Select and copy out every line in the records containing "JSON".

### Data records
---*---

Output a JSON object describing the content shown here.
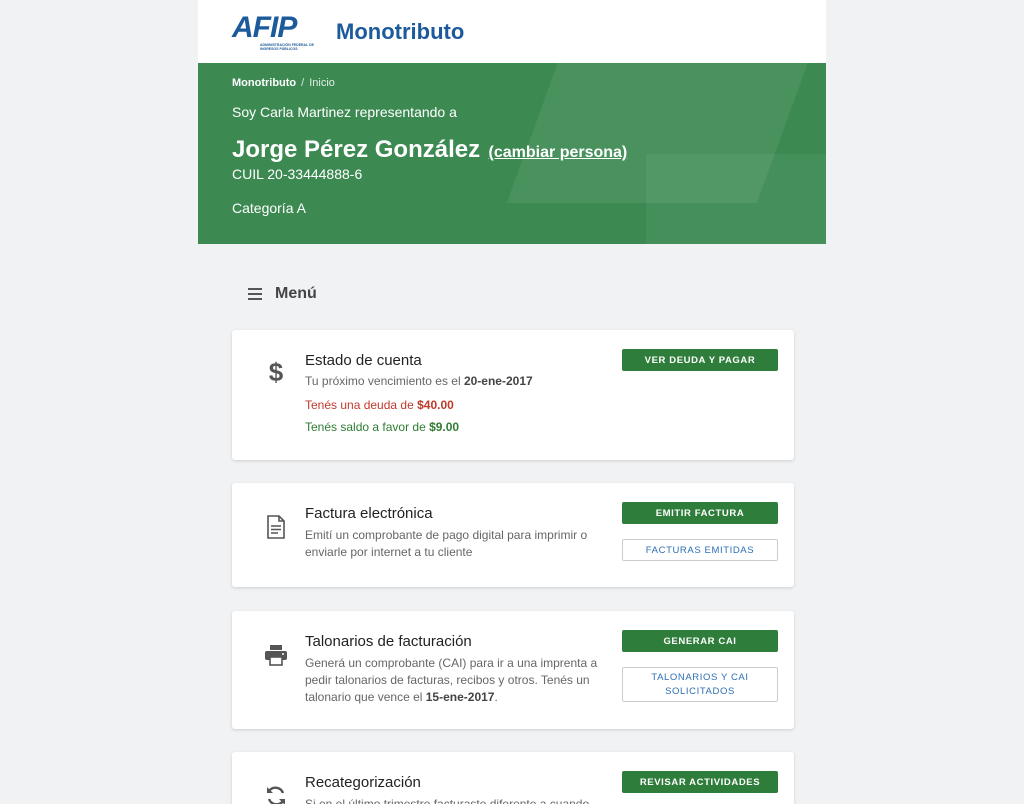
{
  "header": {
    "brand": "AFIP",
    "brand_subtitle": "ADMINISTRACIÓN FEDERAL DE INGRESOS PÚBLICOS",
    "app_name": "Monotributo"
  },
  "breadcrumb": {
    "root": "Monotributo",
    "separator": "/",
    "current": "Inicio"
  },
  "profile": {
    "representing_text": "Soy Carla Martinez representando a",
    "name": "Jorge Pérez González",
    "change_link": "(cambiar persona)",
    "cuil": "CUIL 20-33444888-6",
    "category": "Categoría A"
  },
  "menu": {
    "label": "Menú",
    "icon": "hamburger-icon"
  },
  "cards": {
    "estado": {
      "icon": "dollar-icon",
      "title": "Estado de cuenta",
      "next_due_prefix": "Tu próximo vencimiento es el ",
      "next_due_date": "20-ene-2017",
      "debt_prefix": "Tenés una deuda de ",
      "debt_amount": "$40.00",
      "credit_prefix": "Tenés saldo a favor de ",
      "credit_amount": "$9.00",
      "button": "VER DEUDA Y PAGAR"
    },
    "factura": {
      "icon": "document-icon",
      "title": "Factura electrónica",
      "text": "Emití un comprobante de pago digital para imprimir o enviarle por internet a tu cliente",
      "button_primary": "EMITIR FACTURA",
      "button_secondary": "FACTURAS EMITIDAS"
    },
    "talonarios": {
      "icon": "printer-icon",
      "title": "Talonarios de facturación",
      "text": "Generá un comprobante (CAI) para ir a una imprenta a pedir talonarios de facturas, recibos y otros. Tenés un talonario que vence el ",
      "due_date": "15-ene-2017",
      "text_end": ".",
      "button_primary": "GENERAR CAI",
      "button_secondary": "TALONARIOS Y CAI SOLICITADOS"
    },
    "recategorizacion": {
      "icon": "refresh-icon",
      "title": "Recategorización",
      "text": "Si en el último trimestre facturaste diferente a cuando",
      "button": "REVISAR ACTIVIDADES"
    }
  },
  "colors": {
    "hero_green": "#3c8a52",
    "primary_button": "#2f7d3a",
    "brand_blue": "#1c5a9c",
    "debt_red": "#c0392b",
    "credit_green": "#2e7d32",
    "background": "#f1f2f4"
  }
}
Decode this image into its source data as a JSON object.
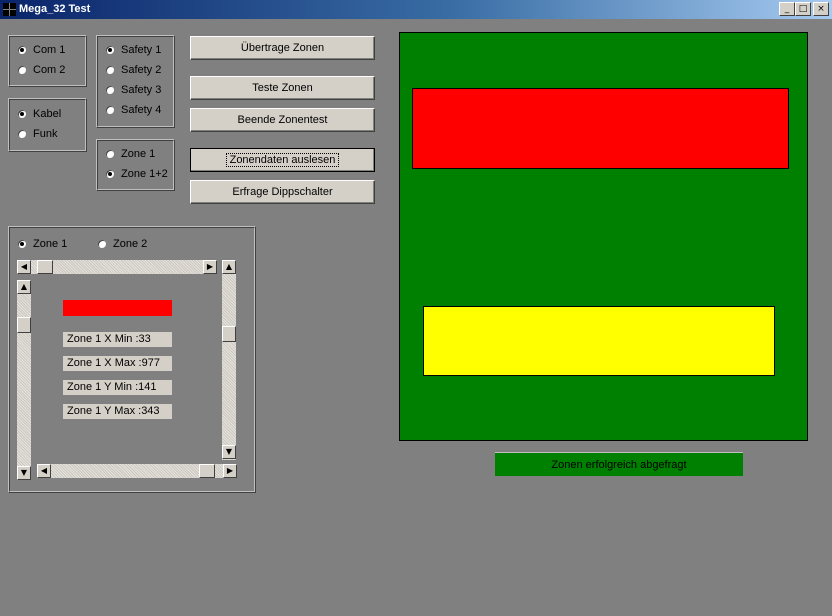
{
  "window": {
    "title": "Mega_32 Test",
    "controls": {
      "minimize": "_",
      "maximize": "□",
      "close": "×"
    }
  },
  "port_group": {
    "options": [
      "Com 1",
      "Com 2"
    ],
    "selected": "Com 1"
  },
  "connection_group": {
    "options": [
      "Kabel",
      "Funk"
    ],
    "selected": "Kabel"
  },
  "safety_group": {
    "options": [
      "Safety 1",
      "Safety 2",
      "Safety 3",
      "Safety 4"
    ],
    "selected": "Safety 1"
  },
  "zone_mode_group": {
    "options": [
      "Zone 1",
      "Zone 1+2"
    ],
    "selected": "Zone 1+2"
  },
  "buttons": {
    "transfer": "Übertrage Zonen",
    "test": "Teste Zonen",
    "end_test": "Beende Zonentest",
    "read": "Zonendaten auslesen",
    "dip": "Erfrage Dippschalter"
  },
  "zone_editor": {
    "zone_options": [
      "Zone 1",
      "Zone 2"
    ],
    "selected": "Zone 1",
    "x_min": "Zone 1 X Min :33",
    "x_max": "Zone 1 X Max :977",
    "y_min": "Zone 1 Y Min :141",
    "y_max": "Zone 1 Y Max :343",
    "zone_color": "#ff0000"
  },
  "preview": {
    "background": "#008000",
    "zone1_color": "#ff0000",
    "zone2_color": "#ffff00"
  },
  "status": {
    "text": "Zonen erfolgreich abgefragt",
    "background": "#008000"
  }
}
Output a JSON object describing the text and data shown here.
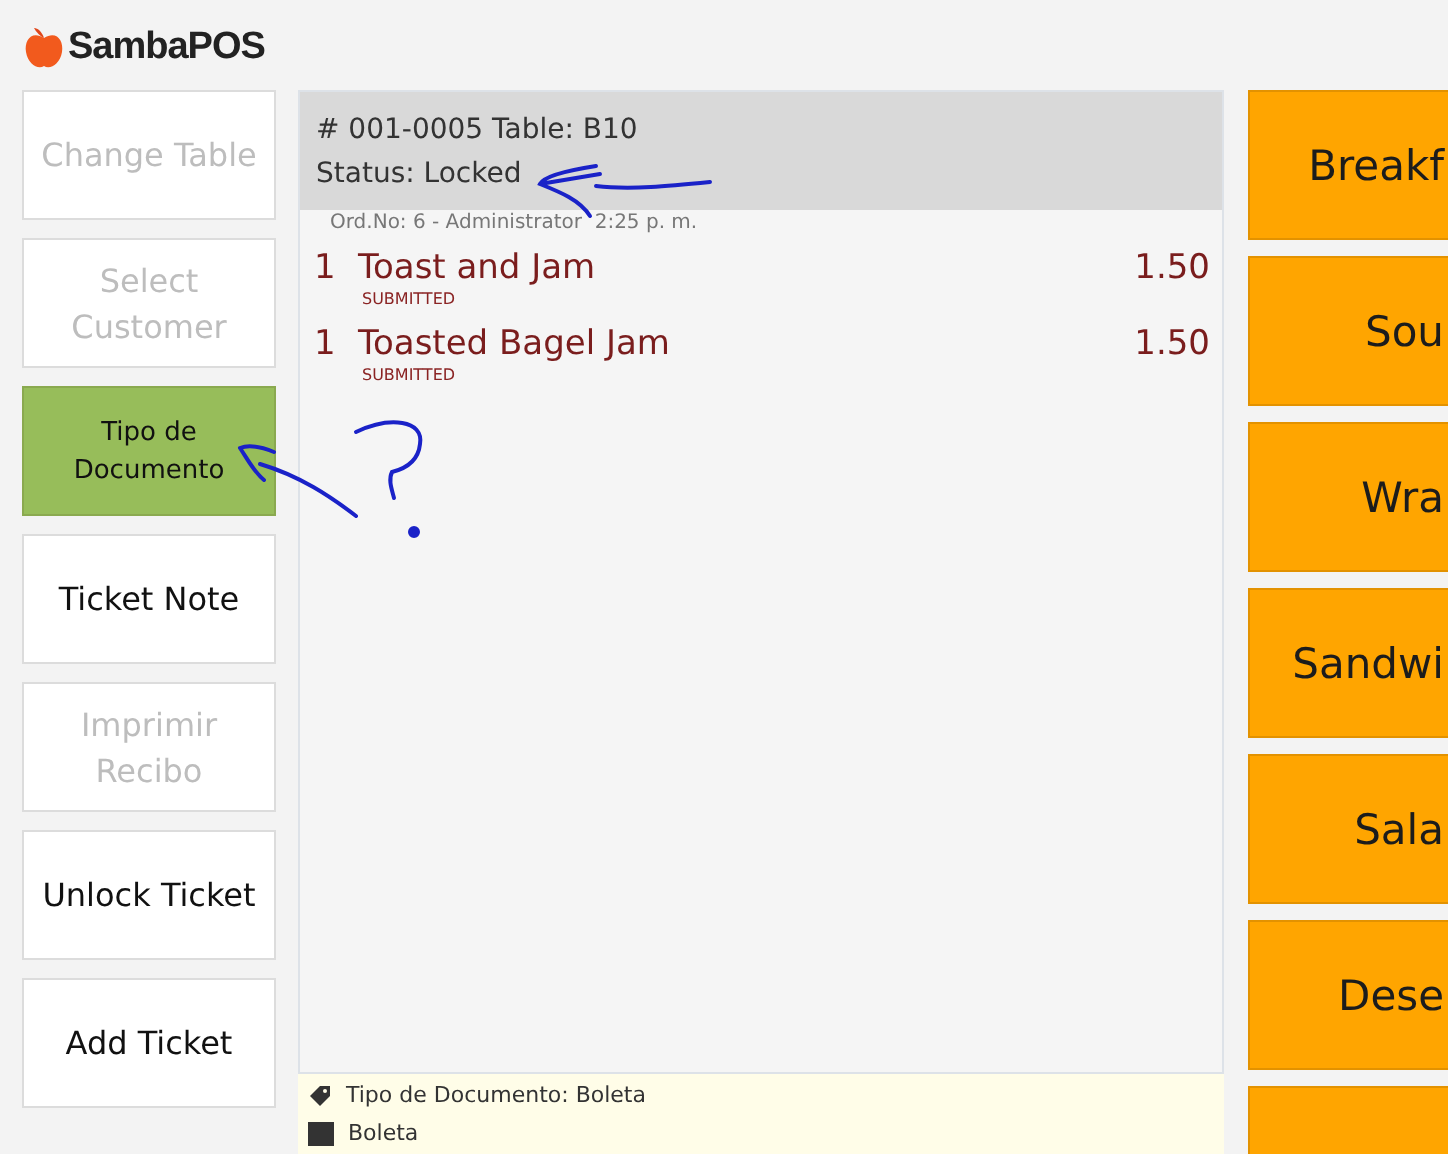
{
  "logo": {
    "text": "SambaPOS"
  },
  "actions": [
    {
      "label": "Change Table",
      "disabled": true,
      "highlighted": false
    },
    {
      "label": "Select Customer",
      "disabled": true,
      "highlighted": false
    },
    {
      "label": "Tipo de Documento",
      "disabled": false,
      "highlighted": true
    },
    {
      "label": "Ticket Note",
      "disabled": false,
      "highlighted": false
    },
    {
      "label": "Imprimir Recibo",
      "disabled": true,
      "highlighted": false
    },
    {
      "label": "Unlock Ticket",
      "disabled": false,
      "highlighted": false
    },
    {
      "label": "Add Ticket",
      "disabled": false,
      "highlighted": false
    }
  ],
  "ticket": {
    "header": "# 001-0005 Table: B10",
    "status": "Status: Locked",
    "order_info": "Ord.No: 6 - Administrator  2:25 p. m.",
    "orders": [
      {
        "quantity": "1",
        "name": "Toast and Jam",
        "price": "1.50",
        "state": "SUBMITTED"
      },
      {
        "quantity": "1",
        "name": "Toasted Bagel Jam",
        "price": "1.50",
        "state": "SUBMITTED"
      }
    ],
    "tags": [
      {
        "kind": "tag",
        "text": "Tipo de Documento: Boleta"
      },
      {
        "kind": "square",
        "text": "Boleta"
      }
    ]
  },
  "categories": [
    {
      "label": "Breakf"
    },
    {
      "label": "Sou"
    },
    {
      "label": "Wra"
    },
    {
      "label": "Sandwi"
    },
    {
      "label": "Sala"
    },
    {
      "label": "Dese"
    }
  ]
}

---*---

### ANSWER TO THIS PROBLEM
Output a JSON object describing the content shown here.
Decode this image into its source data as a JSON object.
Output a JSON object describing the text and data shown here.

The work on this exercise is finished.